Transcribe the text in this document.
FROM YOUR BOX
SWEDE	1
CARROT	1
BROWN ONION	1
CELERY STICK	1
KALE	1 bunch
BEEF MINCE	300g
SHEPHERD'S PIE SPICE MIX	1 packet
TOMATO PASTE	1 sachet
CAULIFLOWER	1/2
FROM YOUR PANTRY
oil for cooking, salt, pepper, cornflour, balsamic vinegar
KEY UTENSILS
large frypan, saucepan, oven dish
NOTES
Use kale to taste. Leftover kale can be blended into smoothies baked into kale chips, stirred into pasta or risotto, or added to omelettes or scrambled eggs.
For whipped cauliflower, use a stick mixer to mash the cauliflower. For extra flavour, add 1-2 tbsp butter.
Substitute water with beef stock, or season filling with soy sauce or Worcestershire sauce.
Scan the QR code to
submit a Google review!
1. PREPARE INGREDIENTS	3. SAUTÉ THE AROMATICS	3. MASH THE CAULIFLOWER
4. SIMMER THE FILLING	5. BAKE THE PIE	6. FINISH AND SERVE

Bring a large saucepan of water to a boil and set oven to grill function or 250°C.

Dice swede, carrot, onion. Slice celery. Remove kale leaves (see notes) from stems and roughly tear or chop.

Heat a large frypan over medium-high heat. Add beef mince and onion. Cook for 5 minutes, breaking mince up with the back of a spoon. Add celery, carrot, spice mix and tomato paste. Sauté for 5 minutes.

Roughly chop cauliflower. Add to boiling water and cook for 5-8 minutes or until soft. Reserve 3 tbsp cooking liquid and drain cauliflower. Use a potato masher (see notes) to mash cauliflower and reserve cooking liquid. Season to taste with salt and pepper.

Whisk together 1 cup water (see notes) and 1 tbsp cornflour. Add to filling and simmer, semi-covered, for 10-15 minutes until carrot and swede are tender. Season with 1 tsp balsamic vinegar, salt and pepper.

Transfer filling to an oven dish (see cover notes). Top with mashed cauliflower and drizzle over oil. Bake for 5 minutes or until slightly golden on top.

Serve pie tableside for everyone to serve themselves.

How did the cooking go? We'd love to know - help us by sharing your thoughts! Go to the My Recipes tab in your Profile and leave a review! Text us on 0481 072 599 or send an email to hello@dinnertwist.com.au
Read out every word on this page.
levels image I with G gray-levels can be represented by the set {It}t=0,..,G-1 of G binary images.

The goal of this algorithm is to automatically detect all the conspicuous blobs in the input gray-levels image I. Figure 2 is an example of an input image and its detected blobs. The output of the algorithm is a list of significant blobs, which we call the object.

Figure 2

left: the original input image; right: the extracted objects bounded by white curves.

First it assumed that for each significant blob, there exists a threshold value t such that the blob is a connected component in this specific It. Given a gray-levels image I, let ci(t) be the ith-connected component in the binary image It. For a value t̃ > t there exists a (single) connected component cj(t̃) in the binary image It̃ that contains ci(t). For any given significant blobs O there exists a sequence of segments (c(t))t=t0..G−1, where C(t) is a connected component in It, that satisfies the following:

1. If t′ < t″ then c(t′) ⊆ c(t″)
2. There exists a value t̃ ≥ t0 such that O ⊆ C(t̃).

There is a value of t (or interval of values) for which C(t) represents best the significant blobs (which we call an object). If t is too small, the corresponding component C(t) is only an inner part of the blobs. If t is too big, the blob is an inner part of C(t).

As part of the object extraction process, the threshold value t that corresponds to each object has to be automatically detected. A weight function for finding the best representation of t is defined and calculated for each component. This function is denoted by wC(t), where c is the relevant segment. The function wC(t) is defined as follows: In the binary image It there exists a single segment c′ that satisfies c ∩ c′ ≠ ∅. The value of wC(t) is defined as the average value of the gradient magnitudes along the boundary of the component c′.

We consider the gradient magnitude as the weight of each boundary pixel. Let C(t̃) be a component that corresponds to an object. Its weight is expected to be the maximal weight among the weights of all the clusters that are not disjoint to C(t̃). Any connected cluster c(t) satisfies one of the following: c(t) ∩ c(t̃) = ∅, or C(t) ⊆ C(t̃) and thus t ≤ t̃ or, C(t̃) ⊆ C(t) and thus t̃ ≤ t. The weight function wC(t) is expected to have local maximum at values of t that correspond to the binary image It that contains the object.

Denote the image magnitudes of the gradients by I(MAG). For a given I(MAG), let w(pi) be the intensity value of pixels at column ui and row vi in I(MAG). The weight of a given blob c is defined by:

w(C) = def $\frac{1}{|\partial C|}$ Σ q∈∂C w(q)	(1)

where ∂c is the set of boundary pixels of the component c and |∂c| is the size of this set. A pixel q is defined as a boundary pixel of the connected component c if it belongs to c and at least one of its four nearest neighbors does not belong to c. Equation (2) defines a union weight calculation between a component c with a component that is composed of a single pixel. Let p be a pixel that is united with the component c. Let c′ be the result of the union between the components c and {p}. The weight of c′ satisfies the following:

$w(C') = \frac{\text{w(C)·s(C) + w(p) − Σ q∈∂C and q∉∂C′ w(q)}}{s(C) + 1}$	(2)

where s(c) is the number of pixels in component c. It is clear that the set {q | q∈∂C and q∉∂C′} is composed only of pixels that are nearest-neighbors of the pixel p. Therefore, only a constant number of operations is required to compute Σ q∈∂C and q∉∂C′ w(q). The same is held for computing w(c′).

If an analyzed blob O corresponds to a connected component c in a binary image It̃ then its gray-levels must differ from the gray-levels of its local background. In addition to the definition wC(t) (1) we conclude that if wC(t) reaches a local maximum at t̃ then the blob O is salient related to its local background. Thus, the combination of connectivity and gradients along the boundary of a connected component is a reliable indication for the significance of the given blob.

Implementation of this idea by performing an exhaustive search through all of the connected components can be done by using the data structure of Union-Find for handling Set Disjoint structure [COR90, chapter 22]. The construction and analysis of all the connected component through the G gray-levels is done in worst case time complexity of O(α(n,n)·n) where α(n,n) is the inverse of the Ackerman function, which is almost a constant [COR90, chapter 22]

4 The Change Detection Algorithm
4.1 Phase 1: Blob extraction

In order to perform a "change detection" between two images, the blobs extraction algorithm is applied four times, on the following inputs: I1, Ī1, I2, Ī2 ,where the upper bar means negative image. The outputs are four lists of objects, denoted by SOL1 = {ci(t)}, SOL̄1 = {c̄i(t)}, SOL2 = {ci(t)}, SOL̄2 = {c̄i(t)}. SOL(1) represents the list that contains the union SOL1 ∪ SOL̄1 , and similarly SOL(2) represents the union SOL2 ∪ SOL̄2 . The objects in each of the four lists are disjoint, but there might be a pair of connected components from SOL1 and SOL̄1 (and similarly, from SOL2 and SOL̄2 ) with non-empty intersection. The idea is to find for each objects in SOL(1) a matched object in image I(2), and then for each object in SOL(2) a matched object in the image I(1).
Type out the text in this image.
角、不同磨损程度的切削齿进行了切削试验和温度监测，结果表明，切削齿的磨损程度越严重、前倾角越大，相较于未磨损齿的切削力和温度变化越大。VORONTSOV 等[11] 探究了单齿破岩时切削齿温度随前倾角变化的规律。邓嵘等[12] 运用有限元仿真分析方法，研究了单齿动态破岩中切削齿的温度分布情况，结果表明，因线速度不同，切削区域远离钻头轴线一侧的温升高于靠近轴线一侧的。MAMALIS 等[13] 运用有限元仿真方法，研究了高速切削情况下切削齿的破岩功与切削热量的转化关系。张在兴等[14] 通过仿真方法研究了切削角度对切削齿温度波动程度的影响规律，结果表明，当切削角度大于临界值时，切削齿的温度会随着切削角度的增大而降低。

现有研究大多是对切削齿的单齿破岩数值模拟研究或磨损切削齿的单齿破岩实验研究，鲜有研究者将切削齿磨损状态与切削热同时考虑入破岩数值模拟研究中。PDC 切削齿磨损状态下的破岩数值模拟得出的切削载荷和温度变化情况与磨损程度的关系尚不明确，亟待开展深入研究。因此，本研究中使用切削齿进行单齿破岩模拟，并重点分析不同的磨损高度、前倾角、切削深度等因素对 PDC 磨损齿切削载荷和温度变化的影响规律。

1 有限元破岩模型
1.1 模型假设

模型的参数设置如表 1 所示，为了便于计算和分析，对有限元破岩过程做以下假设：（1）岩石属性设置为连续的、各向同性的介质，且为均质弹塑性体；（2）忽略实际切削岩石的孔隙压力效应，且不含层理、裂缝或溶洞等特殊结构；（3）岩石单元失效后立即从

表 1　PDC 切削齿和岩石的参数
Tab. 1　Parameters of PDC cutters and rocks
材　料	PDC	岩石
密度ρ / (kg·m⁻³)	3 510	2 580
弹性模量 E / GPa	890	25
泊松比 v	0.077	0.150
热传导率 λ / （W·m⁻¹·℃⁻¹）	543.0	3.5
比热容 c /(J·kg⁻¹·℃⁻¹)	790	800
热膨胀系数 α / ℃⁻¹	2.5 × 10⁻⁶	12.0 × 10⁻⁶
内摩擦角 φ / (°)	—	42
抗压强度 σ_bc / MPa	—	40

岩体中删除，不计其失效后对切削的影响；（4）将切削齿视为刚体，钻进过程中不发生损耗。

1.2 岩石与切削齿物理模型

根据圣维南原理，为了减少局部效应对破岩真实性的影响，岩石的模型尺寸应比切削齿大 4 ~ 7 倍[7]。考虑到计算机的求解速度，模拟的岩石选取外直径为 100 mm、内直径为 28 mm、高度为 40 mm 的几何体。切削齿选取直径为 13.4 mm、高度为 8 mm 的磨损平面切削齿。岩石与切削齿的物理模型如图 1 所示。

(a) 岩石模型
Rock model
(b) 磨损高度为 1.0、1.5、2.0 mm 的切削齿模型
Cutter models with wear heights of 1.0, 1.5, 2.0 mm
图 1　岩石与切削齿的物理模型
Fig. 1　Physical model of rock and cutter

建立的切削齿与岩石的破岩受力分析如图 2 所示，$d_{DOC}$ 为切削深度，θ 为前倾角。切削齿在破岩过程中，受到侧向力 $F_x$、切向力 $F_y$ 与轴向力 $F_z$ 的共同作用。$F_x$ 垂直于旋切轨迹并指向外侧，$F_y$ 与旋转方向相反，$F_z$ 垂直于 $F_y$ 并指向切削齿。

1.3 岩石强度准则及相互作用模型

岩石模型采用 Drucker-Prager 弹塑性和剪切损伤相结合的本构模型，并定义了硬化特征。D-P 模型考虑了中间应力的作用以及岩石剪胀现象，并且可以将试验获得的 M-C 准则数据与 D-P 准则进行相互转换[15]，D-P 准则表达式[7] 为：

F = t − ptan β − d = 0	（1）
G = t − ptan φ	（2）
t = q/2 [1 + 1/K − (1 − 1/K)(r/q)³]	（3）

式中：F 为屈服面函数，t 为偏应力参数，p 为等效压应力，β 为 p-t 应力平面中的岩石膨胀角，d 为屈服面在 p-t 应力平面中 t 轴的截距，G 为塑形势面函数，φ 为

# Directive
Go through the records and show every line with the string "cornflour" in it.

# Answer to the exercise
oil for cooking, salt, pepper, cornflour, balsamic vinegar
Whisk together 1 cup water (see notes) and 1 tbsp cornflour. Add to filling and simmer, semi-covered, for 10-15 minutes until carrot and swede are tender. Season with 1 tsp balsamic vinegar, salt and pepper.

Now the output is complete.